## Given task
Copy every line from the records below that holds the word "value".

• • • • • • •

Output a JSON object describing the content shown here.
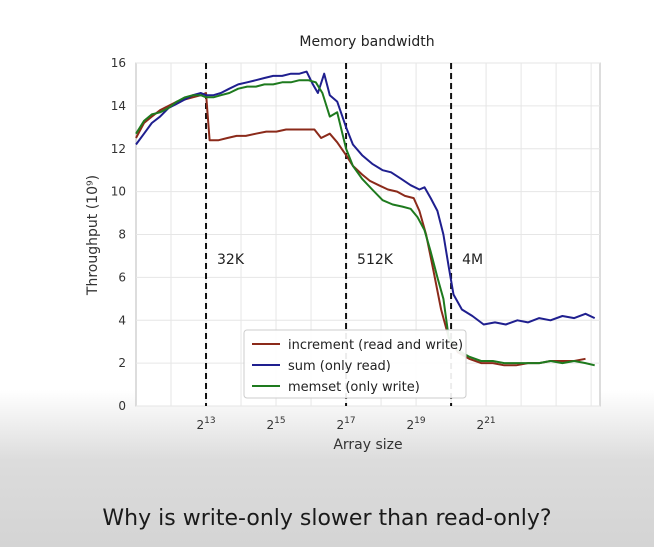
{
  "caption": "Why is write-only slower than read-only?",
  "chart_data": {
    "type": "line",
    "title": "Memory bandwidth",
    "xlabel": "Array size",
    "ylabel": "Throughput (10⁹)",
    "x_scale": "log2",
    "xlim": [
      2048,
      20000000
    ],
    "ylim": [
      0,
      16
    ],
    "y_ticks": [
      0,
      2,
      4,
      6,
      8,
      10,
      12,
      14,
      16
    ],
    "x_ticks": [
      {
        "value": 8192,
        "base": "2",
        "exp": "13"
      },
      {
        "value": 32768,
        "base": "2",
        "exp": "15"
      },
      {
        "value": 131072,
        "base": "2",
        "exp": "17"
      },
      {
        "value": 524288,
        "base": "2",
        "exp": "19"
      },
      {
        "value": 2097152,
        "base": "2",
        "exp": "21"
      }
    ],
    "grid": true,
    "legend_position": "bottom-center",
    "vlines": [
      {
        "x": 8192,
        "label": "32K"
      },
      {
        "x": 131072,
        "label": "512K"
      },
      {
        "x": 1048576,
        "label": "4M"
      }
    ],
    "series": [
      {
        "name": "increment (read and write)",
        "color": "#8b2a1a",
        "points": [
          [
            2048,
            12.5
          ],
          [
            2400,
            13.2
          ],
          [
            2800,
            13.5
          ],
          [
            3300,
            13.8
          ],
          [
            3900,
            14.0
          ],
          [
            4600,
            14.2
          ],
          [
            5400,
            14.3
          ],
          [
            6300,
            14.4
          ],
          [
            7400,
            14.5
          ],
          [
            8192,
            14.6
          ],
          [
            8800,
            12.4
          ],
          [
            10500,
            12.4
          ],
          [
            12500,
            12.5
          ],
          [
            15000,
            12.6
          ],
          [
            18000,
            12.6
          ],
          [
            22000,
            12.7
          ],
          [
            27000,
            12.8
          ],
          [
            33000,
            12.8
          ],
          [
            40000,
            12.9
          ],
          [
            50000,
            12.9
          ],
          [
            60000,
            12.9
          ],
          [
            70000,
            12.9
          ],
          [
            80000,
            12.5
          ],
          [
            95000,
            12.7
          ],
          [
            110000,
            12.3
          ],
          [
            131072,
            11.7
          ],
          [
            150000,
            11.2
          ],
          [
            180000,
            10.8
          ],
          [
            210000,
            10.5
          ],
          [
            250000,
            10.3
          ],
          [
            300000,
            10.1
          ],
          [
            360000,
            10.0
          ],
          [
            420000,
            9.8
          ],
          [
            500000,
            9.7
          ],
          [
            560000,
            9.1
          ],
          [
            640000,
            8.0
          ],
          [
            740000,
            6.3
          ],
          [
            860000,
            4.5
          ],
          [
            1000000,
            3.2
          ],
          [
            1200000,
            2.5
          ],
          [
            1500000,
            2.2
          ],
          [
            1900000,
            2.0
          ],
          [
            2400000,
            2.0
          ],
          [
            3000000,
            1.9
          ],
          [
            3800000,
            1.9
          ],
          [
            4800000,
            2.0
          ],
          [
            6000000,
            2.0
          ],
          [
            7500000,
            2.1
          ],
          [
            9500000,
            2.1
          ],
          [
            12000000,
            2.1
          ],
          [
            15000000,
            2.2
          ]
        ]
      },
      {
        "name": "sum (only read)",
        "color": "#1f1f8f",
        "points": [
          [
            2048,
            12.2
          ],
          [
            2400,
            12.7
          ],
          [
            2800,
            13.2
          ],
          [
            3300,
            13.5
          ],
          [
            3900,
            13.9
          ],
          [
            4600,
            14.1
          ],
          [
            5400,
            14.3
          ],
          [
            6300,
            14.5
          ],
          [
            7400,
            14.6
          ],
          [
            8192,
            14.5
          ],
          [
            9500,
            14.5
          ],
          [
            11000,
            14.6
          ],
          [
            13000,
            14.8
          ],
          [
            15500,
            15.0
          ],
          [
            18500,
            15.1
          ],
          [
            22000,
            15.2
          ],
          [
            26000,
            15.3
          ],
          [
            31000,
            15.4
          ],
          [
            37000,
            15.4
          ],
          [
            44000,
            15.5
          ],
          [
            52000,
            15.5
          ],
          [
            60000,
            15.6
          ],
          [
            68000,
            15.0
          ],
          [
            75000,
            14.6
          ],
          [
            85000,
            15.5
          ],
          [
            95000,
            14.5
          ],
          [
            110000,
            14.2
          ],
          [
            131072,
            13.0
          ],
          [
            150000,
            12.2
          ],
          [
            180000,
            11.7
          ],
          [
            220000,
            11.3
          ],
          [
            270000,
            11.0
          ],
          [
            320000,
            10.9
          ],
          [
            390000,
            10.6
          ],
          [
            470000,
            10.3
          ],
          [
            560000,
            10.1
          ],
          [
            620000,
            10.2
          ],
          [
            700000,
            9.7
          ],
          [
            800000,
            9.1
          ],
          [
            900000,
            8.0
          ],
          [
            1000000,
            6.5
          ],
          [
            1100000,
            5.2
          ],
          [
            1300000,
            4.5
          ],
          [
            1600000,
            4.2
          ],
          [
            2000000,
            3.8
          ],
          [
            2500000,
            3.9
          ],
          [
            3100000,
            3.8
          ],
          [
            3900000,
            4.0
          ],
          [
            4800000,
            3.9
          ],
          [
            6000000,
            4.1
          ],
          [
            7500000,
            4.0
          ],
          [
            9500000,
            4.2
          ],
          [
            12000000,
            4.1
          ],
          [
            15000000,
            4.3
          ],
          [
            18000000,
            4.1
          ]
        ]
      },
      {
        "name": "memset (only write)",
        "color": "#1e7a1e",
        "points": [
          [
            2048,
            12.7
          ],
          [
            2400,
            13.3
          ],
          [
            2800,
            13.6
          ],
          [
            3300,
            13.7
          ],
          [
            3900,
            13.9
          ],
          [
            4600,
            14.2
          ],
          [
            5400,
            14.4
          ],
          [
            6300,
            14.5
          ],
          [
            7400,
            14.5
          ],
          [
            8192,
            14.4
          ],
          [
            9500,
            14.4
          ],
          [
            11000,
            14.5
          ],
          [
            13000,
            14.6
          ],
          [
            15500,
            14.8
          ],
          [
            18500,
            14.9
          ],
          [
            22000,
            14.9
          ],
          [
            26000,
            15.0
          ],
          [
            31000,
            15.0
          ],
          [
            37000,
            15.1
          ],
          [
            44000,
            15.1
          ],
          [
            52000,
            15.2
          ],
          [
            62000,
            15.2
          ],
          [
            72000,
            15.1
          ],
          [
            82000,
            14.6
          ],
          [
            95000,
            13.5
          ],
          [
            110000,
            13.7
          ],
          [
            131072,
            12.0
          ],
          [
            150000,
            11.2
          ],
          [
            180000,
            10.6
          ],
          [
            220000,
            10.1
          ],
          [
            270000,
            9.6
          ],
          [
            330000,
            9.4
          ],
          [
            400000,
            9.3
          ],
          [
            470000,
            9.2
          ],
          [
            540000,
            8.8
          ],
          [
            620000,
            8.2
          ],
          [
            700000,
            7.2
          ],
          [
            800000,
            6.0
          ],
          [
            900000,
            5.0
          ],
          [
            1000000,
            3.2
          ],
          [
            1200000,
            2.6
          ],
          [
            1500000,
            2.3
          ],
          [
            1900000,
            2.1
          ],
          [
            2400000,
            2.1
          ],
          [
            3000000,
            2.0
          ],
          [
            3800000,
            2.0
          ],
          [
            4800000,
            2.0
          ],
          [
            6000000,
            2.0
          ],
          [
            7500000,
            2.1
          ],
          [
            9500000,
            2.0
          ],
          [
            12000000,
            2.1
          ],
          [
            15000000,
            2.0
          ],
          [
            18000000,
            1.9
          ]
        ]
      }
    ]
  }
}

• • • • • • •

## Worked answer
        "value": 8192,
        "value": 32768,
        "value": 131072,
        "value": 524288,
        "value": 2097152,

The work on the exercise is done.